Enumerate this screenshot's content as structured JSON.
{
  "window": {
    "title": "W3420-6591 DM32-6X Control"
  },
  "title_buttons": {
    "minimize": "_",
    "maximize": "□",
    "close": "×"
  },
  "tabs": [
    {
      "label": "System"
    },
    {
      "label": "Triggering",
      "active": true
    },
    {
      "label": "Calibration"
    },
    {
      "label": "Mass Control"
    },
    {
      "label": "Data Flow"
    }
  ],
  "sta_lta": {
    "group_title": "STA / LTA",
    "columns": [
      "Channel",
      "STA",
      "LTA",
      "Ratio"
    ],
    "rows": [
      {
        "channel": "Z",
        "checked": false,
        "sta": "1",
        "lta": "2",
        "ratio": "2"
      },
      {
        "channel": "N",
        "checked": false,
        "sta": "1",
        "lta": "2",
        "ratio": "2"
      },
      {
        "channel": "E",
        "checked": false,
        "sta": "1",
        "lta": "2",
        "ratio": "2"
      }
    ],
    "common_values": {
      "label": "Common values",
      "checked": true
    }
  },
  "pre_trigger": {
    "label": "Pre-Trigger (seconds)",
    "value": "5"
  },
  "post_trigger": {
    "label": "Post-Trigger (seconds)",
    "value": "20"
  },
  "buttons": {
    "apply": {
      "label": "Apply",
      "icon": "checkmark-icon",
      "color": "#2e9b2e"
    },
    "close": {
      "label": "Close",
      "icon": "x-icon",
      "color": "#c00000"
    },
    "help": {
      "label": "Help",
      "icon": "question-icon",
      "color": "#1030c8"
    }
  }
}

:: Task ::
Without leaving anything out, quote all the data.

:: Correct output ::
Enumerate this screenshot's content as structured JSON.
{
  "window": {
    "title": "W3420-6591 DM32-6X Control"
  },
  "title_buttons": {
    "minimize": "_",
    "maximize": "□",
    "close": "×"
  },
  "tabs": [
    {
      "label": "System"
    },
    {
      "label": "Triggering",
      "active": true
    },
    {
      "label": "Calibration"
    },
    {
      "label": "Mass Control"
    },
    {
      "label": "Data Flow"
    }
  ],
  "sta_lta": {
    "group_title": "STA / LTA",
    "columns": [
      "Channel",
      "STA",
      "LTA",
      "Ratio"
    ],
    "rows": [
      {
        "channel": "Z",
        "checked": false,
        "sta": "1",
        "lta": "2",
        "ratio": "2"
      },
      {
        "channel": "N",
        "checked": false,
        "sta": "1",
        "lta": "2",
        "ratio": "2"
      },
      {
        "channel": "E",
        "checked": false,
        "sta": "1",
        "lta": "2",
        "ratio": "2"
      }
    ],
    "common_values": {
      "label": "Common values",
      "checked": true
    }
  },
  "pre_trigger": {
    "label": "Pre-Trigger (seconds)",
    "value": "5"
  },
  "post_trigger": {
    "label": "Post-Trigger (seconds)",
    "value": "20"
  },
  "buttons": {
    "apply": {
      "label": "Apply",
      "icon": "checkmark-icon",
      "color": "#2e9b2e"
    },
    "close": {
      "label": "Close",
      "icon": "x-icon",
      "color": "#c00000"
    },
    "help": {
      "label": "Help",
      "icon": "question-icon",
      "color": "#1030c8"
    }
  }
}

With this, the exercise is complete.